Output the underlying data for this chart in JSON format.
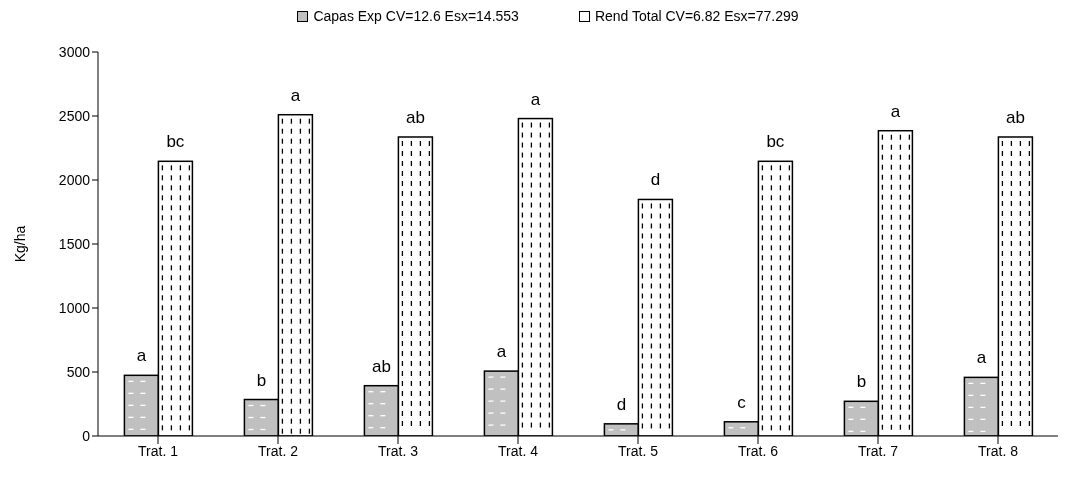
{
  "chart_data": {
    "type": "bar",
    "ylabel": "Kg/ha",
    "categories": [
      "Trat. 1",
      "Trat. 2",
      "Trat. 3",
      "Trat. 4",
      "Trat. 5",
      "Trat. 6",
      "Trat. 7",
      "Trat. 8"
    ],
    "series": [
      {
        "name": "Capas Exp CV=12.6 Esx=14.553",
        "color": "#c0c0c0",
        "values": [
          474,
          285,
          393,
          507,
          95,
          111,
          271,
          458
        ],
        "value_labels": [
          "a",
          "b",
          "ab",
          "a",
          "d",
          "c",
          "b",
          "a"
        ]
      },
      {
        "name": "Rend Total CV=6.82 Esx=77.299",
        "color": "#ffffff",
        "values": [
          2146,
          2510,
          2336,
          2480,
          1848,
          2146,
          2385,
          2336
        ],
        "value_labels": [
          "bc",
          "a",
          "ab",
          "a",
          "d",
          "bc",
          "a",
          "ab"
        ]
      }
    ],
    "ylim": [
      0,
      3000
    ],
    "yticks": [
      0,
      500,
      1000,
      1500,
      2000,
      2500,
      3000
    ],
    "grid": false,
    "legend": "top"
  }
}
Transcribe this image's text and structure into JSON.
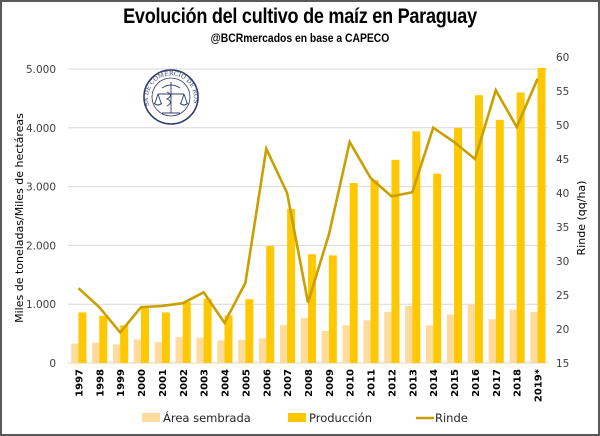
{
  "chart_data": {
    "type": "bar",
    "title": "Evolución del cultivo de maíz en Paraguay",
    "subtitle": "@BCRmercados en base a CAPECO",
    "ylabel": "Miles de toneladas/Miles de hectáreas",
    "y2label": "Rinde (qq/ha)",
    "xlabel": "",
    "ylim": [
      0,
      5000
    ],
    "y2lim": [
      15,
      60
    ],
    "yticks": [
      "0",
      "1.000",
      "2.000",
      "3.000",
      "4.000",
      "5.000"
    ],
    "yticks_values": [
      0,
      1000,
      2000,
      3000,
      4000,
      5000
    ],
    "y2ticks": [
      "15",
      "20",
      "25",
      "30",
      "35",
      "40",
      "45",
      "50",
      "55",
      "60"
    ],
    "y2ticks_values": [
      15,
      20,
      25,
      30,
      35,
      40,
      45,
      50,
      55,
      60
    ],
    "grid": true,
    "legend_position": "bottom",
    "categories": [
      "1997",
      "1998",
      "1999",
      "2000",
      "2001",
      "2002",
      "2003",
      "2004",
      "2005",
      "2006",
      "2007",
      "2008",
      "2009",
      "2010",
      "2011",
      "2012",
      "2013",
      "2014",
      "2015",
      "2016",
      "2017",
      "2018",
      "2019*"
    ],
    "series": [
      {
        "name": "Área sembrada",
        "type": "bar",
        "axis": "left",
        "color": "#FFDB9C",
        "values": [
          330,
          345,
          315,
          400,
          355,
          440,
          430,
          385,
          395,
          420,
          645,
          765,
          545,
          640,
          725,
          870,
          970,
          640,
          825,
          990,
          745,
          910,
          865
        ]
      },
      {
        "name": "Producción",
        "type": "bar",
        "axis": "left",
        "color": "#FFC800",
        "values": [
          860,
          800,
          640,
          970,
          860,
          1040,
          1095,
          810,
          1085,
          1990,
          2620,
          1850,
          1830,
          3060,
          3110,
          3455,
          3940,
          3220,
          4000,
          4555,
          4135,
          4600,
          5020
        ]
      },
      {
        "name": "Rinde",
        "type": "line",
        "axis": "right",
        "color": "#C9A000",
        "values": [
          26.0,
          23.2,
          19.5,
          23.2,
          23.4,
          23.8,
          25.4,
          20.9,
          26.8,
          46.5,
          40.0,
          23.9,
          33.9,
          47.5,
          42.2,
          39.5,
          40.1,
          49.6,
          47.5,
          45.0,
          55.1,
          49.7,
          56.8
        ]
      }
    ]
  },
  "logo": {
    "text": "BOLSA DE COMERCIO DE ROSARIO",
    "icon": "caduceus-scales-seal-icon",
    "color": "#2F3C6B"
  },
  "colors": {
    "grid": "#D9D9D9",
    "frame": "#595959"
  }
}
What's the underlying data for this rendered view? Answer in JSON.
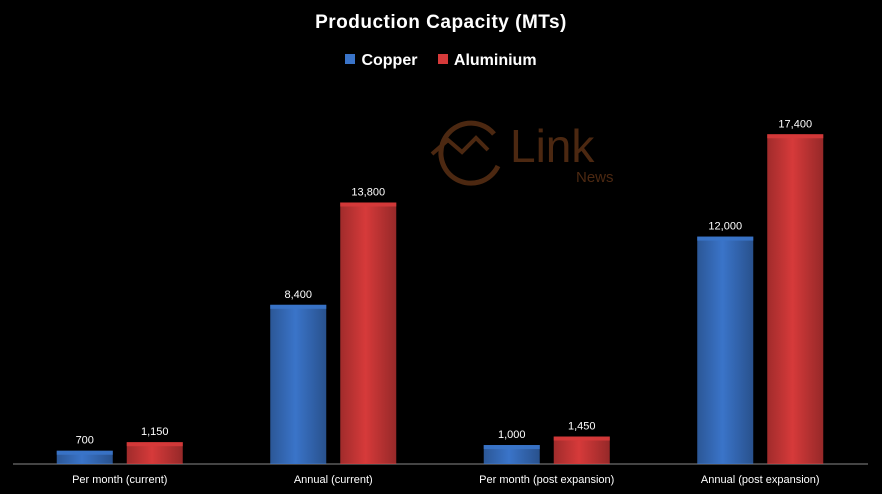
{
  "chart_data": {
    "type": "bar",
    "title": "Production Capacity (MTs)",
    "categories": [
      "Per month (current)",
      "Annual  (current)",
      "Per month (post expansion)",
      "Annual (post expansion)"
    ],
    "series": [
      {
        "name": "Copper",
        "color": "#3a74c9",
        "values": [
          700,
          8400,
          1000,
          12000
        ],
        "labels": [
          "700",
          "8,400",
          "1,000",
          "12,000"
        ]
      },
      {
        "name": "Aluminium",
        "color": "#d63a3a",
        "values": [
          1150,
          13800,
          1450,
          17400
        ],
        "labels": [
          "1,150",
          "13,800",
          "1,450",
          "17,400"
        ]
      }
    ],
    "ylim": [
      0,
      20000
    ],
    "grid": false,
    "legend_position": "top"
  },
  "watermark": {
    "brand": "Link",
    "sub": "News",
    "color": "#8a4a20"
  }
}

WORK TO COMPLETE: Every record above must be given again exactly; drop the pictures.

THE RESPONSE:
Output the underlying data for this chart in JSON format.
{
  "chart_data": {
    "type": "bar",
    "ylabel": "Kg/ha",
    "categories": [
      "Trat. 1",
      "Trat. 2",
      "Trat. 3",
      "Trat. 4",
      "Trat. 5",
      "Trat. 6",
      "Trat. 7",
      "Trat. 8"
    ],
    "series": [
      {
        "name": "Capas Exp CV=12.6 Esx=14.553",
        "color": "#c0c0c0",
        "values": [
          474,
          285,
          393,
          507,
          95,
          111,
          271,
          458
        ],
        "value_labels": [
          "a",
          "b",
          "ab",
          "a",
          "d",
          "c",
          "b",
          "a"
        ]
      },
      {
        "name": "Rend Total CV=6.82 Esx=77.299",
        "color": "#ffffff",
        "values": [
          2146,
          2510,
          2336,
          2480,
          1848,
          2146,
          2385,
          2336
        ],
        "value_labels": [
          "bc",
          "a",
          "ab",
          "a",
          "d",
          "bc",
          "a",
          "ab"
        ]
      }
    ],
    "ylim": [
      0,
      3000
    ],
    "yticks": [
      0,
      500,
      1000,
      1500,
      2000,
      2500,
      3000
    ],
    "grid": false,
    "legend": "top"
  }
}
Transcribe this image's text and structure into JSON.
{
  "chart_data": {
    "type": "bar",
    "title": "Evolución del cultivo de maíz en Paraguay",
    "subtitle": "@BCRmercados en base a CAPECO",
    "ylabel": "Miles de toneladas/Miles de hectáreas",
    "y2label": "Rinde (qq/ha)",
    "xlabel": "",
    "ylim": [
      0,
      5000
    ],
    "y2lim": [
      15,
      60
    ],
    "yticks": [
      "0",
      "1.000",
      "2.000",
      "3.000",
      "4.000",
      "5.000"
    ],
    "yticks_values": [
      0,
      1000,
      2000,
      3000,
      4000,
      5000
    ],
    "y2ticks": [
      "15",
      "20",
      "25",
      "30",
      "35",
      "40",
      "45",
      "50",
      "55",
      "60"
    ],
    "y2ticks_values": [
      15,
      20,
      25,
      30,
      35,
      40,
      45,
      50,
      55,
      60
    ],
    "grid": true,
    "legend_position": "bottom",
    "categories": [
      "1997",
      "1998",
      "1999",
      "2000",
      "2001",
      "2002",
      "2003",
      "2004",
      "2005",
      "2006",
      "2007",
      "2008",
      "2009",
      "2010",
      "2011",
      "2012",
      "2013",
      "2014",
      "2015",
      "2016",
      "2017",
      "2018",
      "2019*"
    ],
    "series": [
      {
        "name": "Área sembrada",
        "type": "bar",
        "axis": "left",
        "color": "#FFDB9C",
        "values": [
          330,
          345,
          315,
          400,
          355,
          440,
          430,
          385,
          395,
          420,
          645,
          765,
          545,
          640,
          725,
          870,
          970,
          640,
          825,
          990,
          745,
          910,
          865
        ]
      },
      {
        "name": "Producción",
        "type": "bar",
        "axis": "left",
        "color": "#FFC800",
        "values": [
          860,
          800,
          640,
          970,
          860,
          1040,
          1095,
          810,
          1085,
          1990,
          2620,
          1850,
          1830,
          3060,
          3110,
          3455,
          3940,
          3220,
          4000,
          4555,
          4135,
          4600,
          5020
        ]
      },
      {
        "name": "Rinde",
        "type": "line",
        "axis": "right",
        "color": "#C9A000",
        "values": [
          26.0,
          23.2,
          19.5,
          23.2,
          23.4,
          23.8,
          25.4,
          20.9,
          26.8,
          46.5,
          40.0,
          23.9,
          33.9,
          47.5,
          42.2,
          39.5,
          40.1,
          49.6,
          47.5,
          45.0,
          55.1,
          49.7,
          56.8
        ]
      }
    ]
  },
  "logo": {
    "text": "BOLSA DE COMERCIO DE ROSARIO",
    "icon": "caduceus-scales-seal-icon",
    "color": "#2F3C6B"
  },
  "colors": {
    "grid": "#D9D9D9",
    "frame": "#595959"
  }
}
What's the underlying data for this rendered view? Answer in JSON.
{
  "chart_data": {
    "type": "bar",
    "title": "Production Capacity (MTs)",
    "categories": [
      "Per month (current)",
      "Annual  (current)",
      "Per month (post expansion)",
      "Annual (post expansion)"
    ],
    "series": [
      {
        "name": "Copper",
        "color": "#3a74c9",
        "values": [
          700,
          8400,
          1000,
          12000
        ],
        "labels": [
          "700",
          "8,400",
          "1,000",
          "12,000"
        ]
      },
      {
        "name": "Aluminium",
        "color": "#d63a3a",
        "values": [
          1150,
          13800,
          1450,
          17400
        ],
        "labels": [
          "1,150",
          "13,800",
          "1,450",
          "17,400"
        ]
      }
    ],
    "ylim": [
      0,
      20000
    ],
    "grid": false,
    "legend_position": "top"
  },
  "watermark": {
    "brand": "Link",
    "sub": "News",
    "color": "#8a4a20"
  }
}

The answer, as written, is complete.